Data entries:
#####
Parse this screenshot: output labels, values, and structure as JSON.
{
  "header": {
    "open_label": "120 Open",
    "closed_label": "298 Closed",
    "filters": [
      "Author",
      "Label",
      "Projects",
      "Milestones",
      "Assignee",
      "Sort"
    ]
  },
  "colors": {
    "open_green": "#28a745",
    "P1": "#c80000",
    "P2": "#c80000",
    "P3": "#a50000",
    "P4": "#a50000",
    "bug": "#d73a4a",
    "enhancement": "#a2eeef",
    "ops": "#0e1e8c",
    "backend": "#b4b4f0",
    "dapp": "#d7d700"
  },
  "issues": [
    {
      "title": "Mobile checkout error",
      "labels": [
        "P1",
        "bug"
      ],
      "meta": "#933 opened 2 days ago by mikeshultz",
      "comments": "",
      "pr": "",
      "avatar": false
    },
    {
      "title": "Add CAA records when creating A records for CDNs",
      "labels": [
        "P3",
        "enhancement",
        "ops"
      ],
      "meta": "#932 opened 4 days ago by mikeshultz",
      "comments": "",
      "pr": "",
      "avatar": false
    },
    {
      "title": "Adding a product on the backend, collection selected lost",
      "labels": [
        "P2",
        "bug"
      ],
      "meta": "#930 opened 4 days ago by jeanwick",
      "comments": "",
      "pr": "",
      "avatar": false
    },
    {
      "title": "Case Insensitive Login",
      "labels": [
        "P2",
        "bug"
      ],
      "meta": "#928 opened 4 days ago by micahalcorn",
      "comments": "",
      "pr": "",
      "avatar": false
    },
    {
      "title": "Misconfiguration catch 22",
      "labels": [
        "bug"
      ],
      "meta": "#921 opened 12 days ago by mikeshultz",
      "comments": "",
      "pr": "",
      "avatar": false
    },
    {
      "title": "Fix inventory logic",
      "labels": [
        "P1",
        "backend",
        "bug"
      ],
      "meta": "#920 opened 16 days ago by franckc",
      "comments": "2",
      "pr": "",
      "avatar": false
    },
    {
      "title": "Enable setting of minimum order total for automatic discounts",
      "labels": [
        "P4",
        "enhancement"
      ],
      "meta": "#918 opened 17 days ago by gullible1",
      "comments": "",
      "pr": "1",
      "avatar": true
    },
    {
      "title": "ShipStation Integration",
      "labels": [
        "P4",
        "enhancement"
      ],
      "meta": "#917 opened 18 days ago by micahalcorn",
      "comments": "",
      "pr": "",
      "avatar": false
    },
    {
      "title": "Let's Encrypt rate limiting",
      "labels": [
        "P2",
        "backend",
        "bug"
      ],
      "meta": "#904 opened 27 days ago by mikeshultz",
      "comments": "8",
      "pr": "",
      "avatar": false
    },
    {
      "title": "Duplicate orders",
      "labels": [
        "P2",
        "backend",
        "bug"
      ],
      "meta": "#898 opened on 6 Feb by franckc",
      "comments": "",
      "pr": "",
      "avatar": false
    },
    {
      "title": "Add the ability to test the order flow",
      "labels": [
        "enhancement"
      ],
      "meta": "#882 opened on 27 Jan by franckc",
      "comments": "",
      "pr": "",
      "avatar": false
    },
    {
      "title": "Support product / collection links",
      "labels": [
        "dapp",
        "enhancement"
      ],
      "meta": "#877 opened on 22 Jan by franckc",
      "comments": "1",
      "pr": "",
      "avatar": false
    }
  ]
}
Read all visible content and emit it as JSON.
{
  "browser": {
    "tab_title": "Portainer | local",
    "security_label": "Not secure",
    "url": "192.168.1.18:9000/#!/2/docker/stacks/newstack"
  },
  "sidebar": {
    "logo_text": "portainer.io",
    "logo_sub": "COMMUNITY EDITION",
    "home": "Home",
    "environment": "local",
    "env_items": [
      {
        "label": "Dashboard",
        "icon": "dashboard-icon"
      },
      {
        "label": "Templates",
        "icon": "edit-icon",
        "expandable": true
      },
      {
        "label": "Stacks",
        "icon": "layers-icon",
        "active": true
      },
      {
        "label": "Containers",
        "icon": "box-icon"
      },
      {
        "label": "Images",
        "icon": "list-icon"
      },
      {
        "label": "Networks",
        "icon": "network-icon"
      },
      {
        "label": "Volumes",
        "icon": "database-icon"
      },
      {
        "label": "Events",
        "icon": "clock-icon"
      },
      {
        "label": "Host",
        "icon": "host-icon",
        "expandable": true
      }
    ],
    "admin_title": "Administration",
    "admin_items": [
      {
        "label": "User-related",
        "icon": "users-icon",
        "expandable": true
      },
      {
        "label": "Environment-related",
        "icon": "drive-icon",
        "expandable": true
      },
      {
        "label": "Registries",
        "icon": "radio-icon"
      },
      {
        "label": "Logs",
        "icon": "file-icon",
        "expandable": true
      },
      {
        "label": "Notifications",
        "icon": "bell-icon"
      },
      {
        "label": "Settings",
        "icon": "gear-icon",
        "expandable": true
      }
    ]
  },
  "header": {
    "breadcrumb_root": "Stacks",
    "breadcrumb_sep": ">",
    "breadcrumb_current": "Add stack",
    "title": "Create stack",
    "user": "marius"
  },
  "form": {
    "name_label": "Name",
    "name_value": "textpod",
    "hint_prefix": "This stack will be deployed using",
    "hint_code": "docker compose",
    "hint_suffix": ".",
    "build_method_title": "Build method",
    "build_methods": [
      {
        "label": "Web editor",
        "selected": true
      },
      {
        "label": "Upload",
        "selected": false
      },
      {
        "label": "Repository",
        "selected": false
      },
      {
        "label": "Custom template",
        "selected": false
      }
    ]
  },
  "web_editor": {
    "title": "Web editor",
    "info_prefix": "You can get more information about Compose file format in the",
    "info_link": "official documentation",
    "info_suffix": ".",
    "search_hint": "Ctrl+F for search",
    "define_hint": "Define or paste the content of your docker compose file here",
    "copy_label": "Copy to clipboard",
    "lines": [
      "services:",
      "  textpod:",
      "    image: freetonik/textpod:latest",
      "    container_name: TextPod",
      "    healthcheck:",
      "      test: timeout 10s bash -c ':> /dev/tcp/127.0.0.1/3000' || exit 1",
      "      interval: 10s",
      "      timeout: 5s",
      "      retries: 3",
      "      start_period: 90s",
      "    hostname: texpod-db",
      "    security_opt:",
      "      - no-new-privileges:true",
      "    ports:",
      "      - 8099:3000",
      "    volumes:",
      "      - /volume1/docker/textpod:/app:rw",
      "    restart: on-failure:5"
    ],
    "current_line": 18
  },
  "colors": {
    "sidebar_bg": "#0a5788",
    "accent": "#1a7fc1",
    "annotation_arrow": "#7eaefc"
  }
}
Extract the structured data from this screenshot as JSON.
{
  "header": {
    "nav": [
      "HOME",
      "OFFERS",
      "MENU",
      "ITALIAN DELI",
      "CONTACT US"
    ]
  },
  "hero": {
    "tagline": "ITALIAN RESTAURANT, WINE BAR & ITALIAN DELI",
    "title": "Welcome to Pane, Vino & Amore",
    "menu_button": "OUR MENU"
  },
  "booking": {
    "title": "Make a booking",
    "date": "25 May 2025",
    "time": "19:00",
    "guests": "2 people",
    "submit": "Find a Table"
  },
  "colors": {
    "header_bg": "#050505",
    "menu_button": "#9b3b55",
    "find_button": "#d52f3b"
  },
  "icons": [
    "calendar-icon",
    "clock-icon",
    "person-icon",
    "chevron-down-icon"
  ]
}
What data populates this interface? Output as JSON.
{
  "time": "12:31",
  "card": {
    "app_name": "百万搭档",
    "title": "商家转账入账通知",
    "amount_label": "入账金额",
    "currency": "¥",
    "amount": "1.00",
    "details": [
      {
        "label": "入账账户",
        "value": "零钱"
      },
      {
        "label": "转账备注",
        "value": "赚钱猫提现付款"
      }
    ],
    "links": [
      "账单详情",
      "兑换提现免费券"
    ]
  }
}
#####
Brief:
Go through the listing and print each line exactly as it appears.

Final answer:
Parse this screenshot: output labels, values, and structure as JSON.
{
  "header": {
    "open_label": "120 Open",
    "closed_label": "298 Closed",
    "filters": [
      "Author",
      "Label",
      "Projects",
      "Milestones",
      "Assignee",
      "Sort"
    ]
  },
  "colors": {
    "open_green": "#28a745",
    "P1": "#c80000",
    "P2": "#c80000",
    "P3": "#a50000",
    "P4": "#a50000",
    "bug": "#d73a4a",
    "enhancement": "#a2eeef",
    "ops": "#0e1e8c",
    "backend": "#b4b4f0",
    "dapp": "#d7d700"
  },
  "issues": [
    {
      "title": "Mobile checkout error",
      "labels": [
        "P1",
        "bug"
      ],
      "meta": "#933 opened 2 days ago by mikeshultz",
      "comments": "",
      "pr": "",
      "avatar": false
    },
    {
      "title": "Add CAA records when creating A records for CDNs",
      "labels": [
        "P3",
        "enhancement",
        "ops"
      ],
      "meta": "#932 opened 4 days ago by mikeshultz",
      "comments": "",
      "pr": "",
      "avatar": false
    },
    {
      "title": "Adding a product on the backend, collection selected lost",
      "labels": [
        "P2",
        "bug"
      ],
      "meta": "#930 opened 4 days ago by jeanwick",
      "comments": "",
      "pr": "",
      "avatar": false
    },
    {
      "title": "Case Insensitive Login",
      "labels": [
        "P2",
        "bug"
      ],
      "meta": "#928 opened 4 days ago by micahalcorn",
      "comments": "",
      "pr": "",
      "avatar": false
    },
    {
      "title": "Misconfiguration catch 22",
      "labels": [
        "bug"
      ],
      "meta": "#921 opened 12 days ago by mikeshultz",
      "comments": "",
      "pr": "",
      "avatar": false
    },
    {
      "title": "Fix inventory logic",
      "labels": [
        "P1",
        "backend",
        "bug"
      ],
      "meta": "#920 opened 16 days ago by franckc",
      "comments": "2",
      "pr": "",
      "avatar": false
    },
    {
      "title": "Enable setting of minimum order total for automatic discounts",
      "labels": [
        "P4",
        "enhancement"
      ],
      "meta": "#918 opened 17 days ago by gullible1",
      "comments": "",
      "pr": "1",
      "avatar": true
    },
    {
      "title": "ShipStation Integration",
      "labels": [
        "P4",
        "enhancement"
      ],
      "meta": "#917 opened 18 days ago by micahalcorn",
      "comments": "",
      "pr": "",
      "avatar": false
    },
    {
      "title": "Let's Encrypt rate limiting",
      "labels": [
        "P2",
        "backend",
        "bug"
      ],
      "meta": "#904 opened 27 days ago by mikeshultz",
      "comments": "8",
      "pr": "",
      "avatar": false
    },
    {
      "title": "Duplicate orders",
      "labels": [
        "P2",
        "backend",
        "bug"
      ],
      "meta": "#898 opened on 6 Feb by franckc",
      "comments": "",
      "pr": "",
      "avatar": false
    },
    {
      "title": "Add the ability to test the order flow",
      "labels": [
        "enhancement"
      ],
      "meta": "#882 opened on 27 Jan by franckc",
      "comments": "",
      "pr": "",
      "avatar": false
    },
    {
      "title": "Support product / collection links",
      "labels": [
        "dapp",
        "enhancement"
      ],
      "meta": "#877 opened on 22 Jan by franckc",
      "comments": "1",
      "pr": "",
      "avatar": false
    }
  ]
}
Read all visible content and emit it as JSON.
{
  "browser": {
    "tab_title": "Portainer | local",
    "security_label": "Not secure",
    "url": "192.168.1.18:9000/#!/2/docker/stacks/newstack"
  },
  "sidebar": {
    "logo_text": "portainer.io",
    "logo_sub": "COMMUNITY EDITION",
    "home": "Home",
    "environment": "local",
    "env_items": [
      {
        "label": "Dashboard",
        "icon": "dashboard-icon"
      },
      {
        "label": "Templates",
        "icon": "edit-icon",
        "expandable": true
      },
      {
        "label": "Stacks",
        "icon": "layers-icon",
        "active": true
      },
      {
        "label": "Containers",
        "icon": "box-icon"
      },
      {
        "label": "Images",
        "icon": "list-icon"
      },
      {
        "label": "Networks",
        "icon": "network-icon"
      },
      {
        "label": "Volumes",
        "icon": "database-icon"
      },
      {
        "label": "Events",
        "icon": "clock-icon"
      },
      {
        "label": "Host",
        "icon": "host-icon",
        "expandable": true
      }
    ],
    "admin_title": "Administration",
    "admin_items": [
      {
        "label": "User-related",
        "icon": "users-icon",
        "expandable": true
      },
      {
        "label": "Environment-related",
        "icon": "drive-icon",
        "expandable": true
      },
      {
        "label": "Registries",
        "icon": "radio-icon"
      },
      {
        "label": "Logs",
        "icon": "file-icon",
        "expandable": true
      },
      {
        "label": "Notifications",
        "icon": "bell-icon"
      },
      {
        "label": "Settings",
        "icon": "gear-icon",
        "expandable": true
      }
    ]
  },
  "header": {
    "breadcrumb_root": "Stacks",
    "breadcrumb_sep": ">",
    "breadcrumb_current": "Add stack",
    "title": "Create stack",
    "user": "marius"
  },
  "form": {
    "name_label": "Name",
    "name_value": "textpod",
    "hint_prefix": "This stack will be deployed using",
    "hint_code": "docker compose",
    "hint_suffix": ".",
    "build_method_title": "Build method",
    "build_methods": [
      {
        "label": "Web editor",
        "selected": true
      },
      {
        "label": "Upload",
        "selected": false
      },
      {
        "label": "Repository",
        "selected": false
      },
      {
        "label": "Custom template",
        "selected": false
      }
    ]
  },
  "web_editor": {
    "title": "Web editor",
    "info_prefix": "You can get more information about Compose file format in the",
    "info_link": "official documentation",
    "info_suffix": ".",
    "search_hint": "Ctrl+F for search",
    "define_hint": "Define or paste the content of your docker compose file here",
    "copy_label": "Copy to clipboard",
    "lines": [
      "services:",
      "  textpod:",
      "    image: freetonik/textpod:latest",
      "    container_name: TextPod",
      "    healthcheck:",
      "      test: timeout 10s bash -c ':> /dev/tcp/127.0.0.1/3000' || exit 1",
      "      interval: 10s",
      "      timeout: 5s",
      "      retries: 3",
      "      start_period: 90s",
      "    hostname: texpod-db",
      "    security_opt:",
      "      - no-new-privileges:true",
      "    ports:",
      "      - 8099:3000",
      "    volumes:",
      "      - /volume1/docker/textpod:/app:rw",
      "    restart: on-failure:5"
    ],
    "current_line": 18
  },
  "colors": {
    "sidebar_bg": "#0a5788",
    "accent": "#1a7fc1",
    "annotation_arrow": "#7eaefc"
  }
}
Extract the structured data from this screenshot as JSON.
{
  "header": {
    "nav": [
      "HOME",
      "OFFERS",
      "MENU",
      "ITALIAN DELI",
      "CONTACT US"
    ]
  },
  "hero": {
    "tagline": "ITALIAN RESTAURANT, WINE BAR & ITALIAN DELI",
    "title": "Welcome to Pane, Vino & Amore",
    "menu_button": "OUR MENU"
  },
  "booking": {
    "title": "Make a booking",
    "date": "25 May 2025",
    "time": "19:00",
    "guests": "2 people",
    "submit": "Find a Table"
  },
  "colors": {
    "header_bg": "#050505",
    "menu_button": "#9b3b55",
    "find_button": "#d52f3b"
  },
  "icons": [
    "calendar-icon",
    "clock-icon",
    "person-icon",
    "chevron-down-icon"
  ]
}
What data populates this interface? Output as JSON.
{
  "time": "12:31",
  "card": {
    "app_name": "百万搭档",
    "title": "商家转账入账通知",
    "amount_label": "入账金额",
    "currency": "¥",
    "amount": "1.00",
    "details": [
      {
        "label": "入账账户",
        "value": "零钱"
      },
      {
        "label": "转账备注",
        "value": "赚钱猫提现付款"
      }
    ],
    "links": [
      "账单详情",
      "兑换提现免费券"
    ]
  }
}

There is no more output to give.